--- start ---
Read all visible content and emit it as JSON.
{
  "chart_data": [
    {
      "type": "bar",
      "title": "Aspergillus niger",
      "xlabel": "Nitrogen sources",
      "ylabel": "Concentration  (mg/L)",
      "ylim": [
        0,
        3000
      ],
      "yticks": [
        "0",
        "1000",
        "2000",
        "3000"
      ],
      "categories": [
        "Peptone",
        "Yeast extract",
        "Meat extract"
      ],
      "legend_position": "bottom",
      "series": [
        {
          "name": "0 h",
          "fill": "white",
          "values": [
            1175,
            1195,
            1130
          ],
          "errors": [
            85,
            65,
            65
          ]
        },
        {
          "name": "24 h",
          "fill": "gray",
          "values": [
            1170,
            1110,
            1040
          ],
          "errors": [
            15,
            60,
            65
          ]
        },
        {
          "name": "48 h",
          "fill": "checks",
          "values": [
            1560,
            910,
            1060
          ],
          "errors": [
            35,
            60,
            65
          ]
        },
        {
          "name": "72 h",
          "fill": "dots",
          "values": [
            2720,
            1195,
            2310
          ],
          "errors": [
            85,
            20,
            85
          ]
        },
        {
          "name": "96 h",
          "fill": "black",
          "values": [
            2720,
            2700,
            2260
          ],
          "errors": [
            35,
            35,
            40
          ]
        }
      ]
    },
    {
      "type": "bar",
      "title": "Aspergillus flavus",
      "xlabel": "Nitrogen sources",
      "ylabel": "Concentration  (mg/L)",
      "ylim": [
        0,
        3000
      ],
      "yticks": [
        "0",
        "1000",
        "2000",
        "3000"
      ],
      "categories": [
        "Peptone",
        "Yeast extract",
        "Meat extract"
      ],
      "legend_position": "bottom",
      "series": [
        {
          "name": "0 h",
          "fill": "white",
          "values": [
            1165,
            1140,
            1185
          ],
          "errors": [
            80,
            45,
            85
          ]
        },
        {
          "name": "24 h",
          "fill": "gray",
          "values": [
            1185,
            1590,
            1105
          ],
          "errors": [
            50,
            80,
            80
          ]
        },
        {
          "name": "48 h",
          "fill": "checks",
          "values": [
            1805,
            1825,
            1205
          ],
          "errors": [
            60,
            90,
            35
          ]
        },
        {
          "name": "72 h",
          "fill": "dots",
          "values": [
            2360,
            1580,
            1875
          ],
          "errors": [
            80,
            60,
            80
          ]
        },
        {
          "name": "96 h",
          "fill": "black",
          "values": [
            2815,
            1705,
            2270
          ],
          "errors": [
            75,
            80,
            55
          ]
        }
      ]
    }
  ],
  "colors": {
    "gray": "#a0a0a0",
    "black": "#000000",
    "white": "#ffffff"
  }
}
--- end ---
--- start ---
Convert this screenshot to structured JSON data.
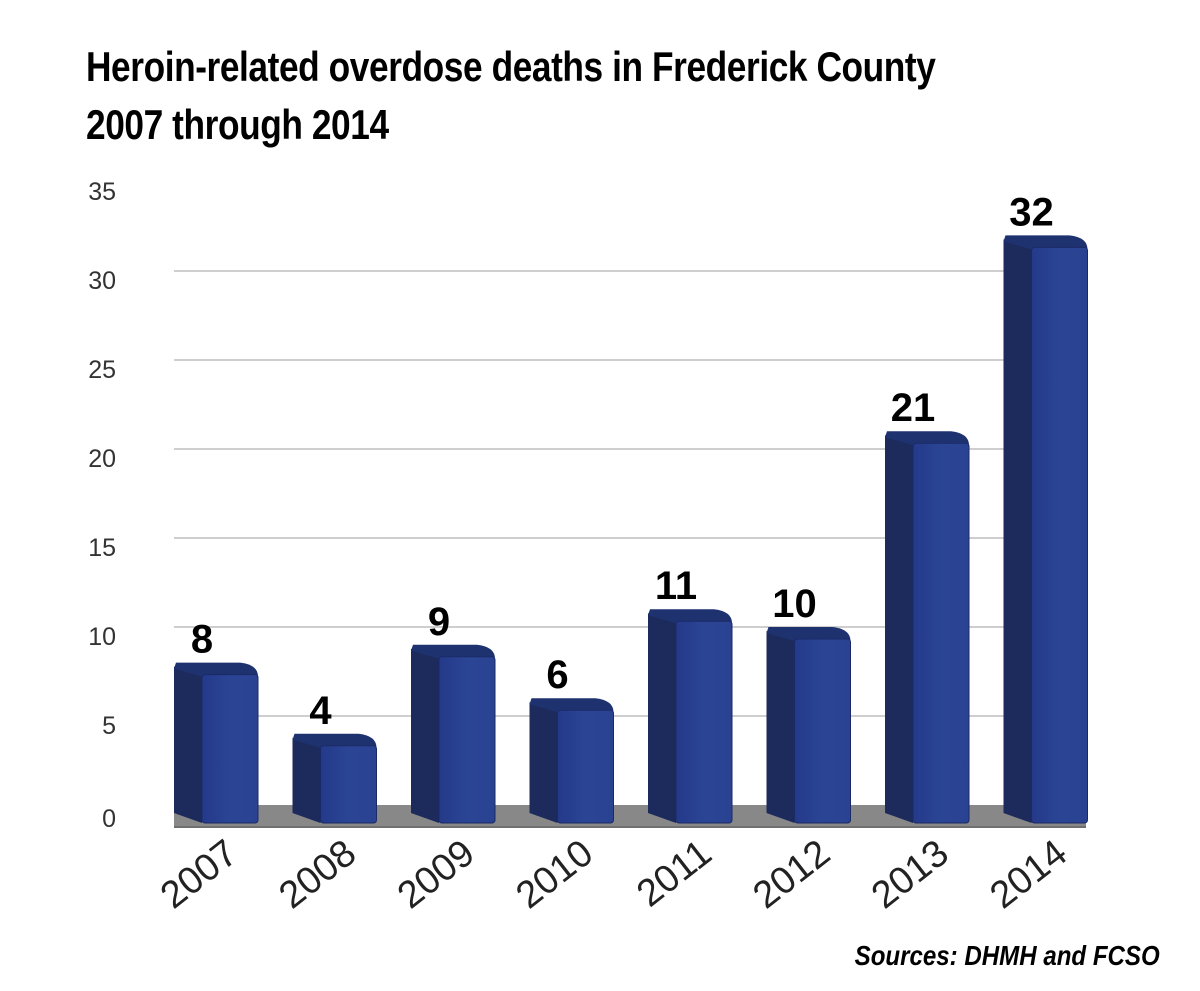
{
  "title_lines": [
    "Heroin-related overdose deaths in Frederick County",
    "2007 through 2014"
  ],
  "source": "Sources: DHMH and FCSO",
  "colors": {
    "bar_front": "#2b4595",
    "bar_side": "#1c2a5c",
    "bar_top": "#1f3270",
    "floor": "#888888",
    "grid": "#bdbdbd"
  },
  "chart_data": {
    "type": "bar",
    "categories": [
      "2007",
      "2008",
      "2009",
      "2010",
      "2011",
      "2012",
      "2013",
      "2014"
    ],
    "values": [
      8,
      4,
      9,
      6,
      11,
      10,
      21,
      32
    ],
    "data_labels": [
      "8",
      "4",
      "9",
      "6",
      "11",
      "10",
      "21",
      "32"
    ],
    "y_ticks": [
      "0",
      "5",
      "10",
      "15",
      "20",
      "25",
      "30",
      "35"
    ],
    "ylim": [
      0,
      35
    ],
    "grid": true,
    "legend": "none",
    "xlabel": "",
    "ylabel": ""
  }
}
--- end ---
Copy out every line with the word "Aspergillus".

      "title": "Aspergillus niger",
      "title": "Aspergillus flavus",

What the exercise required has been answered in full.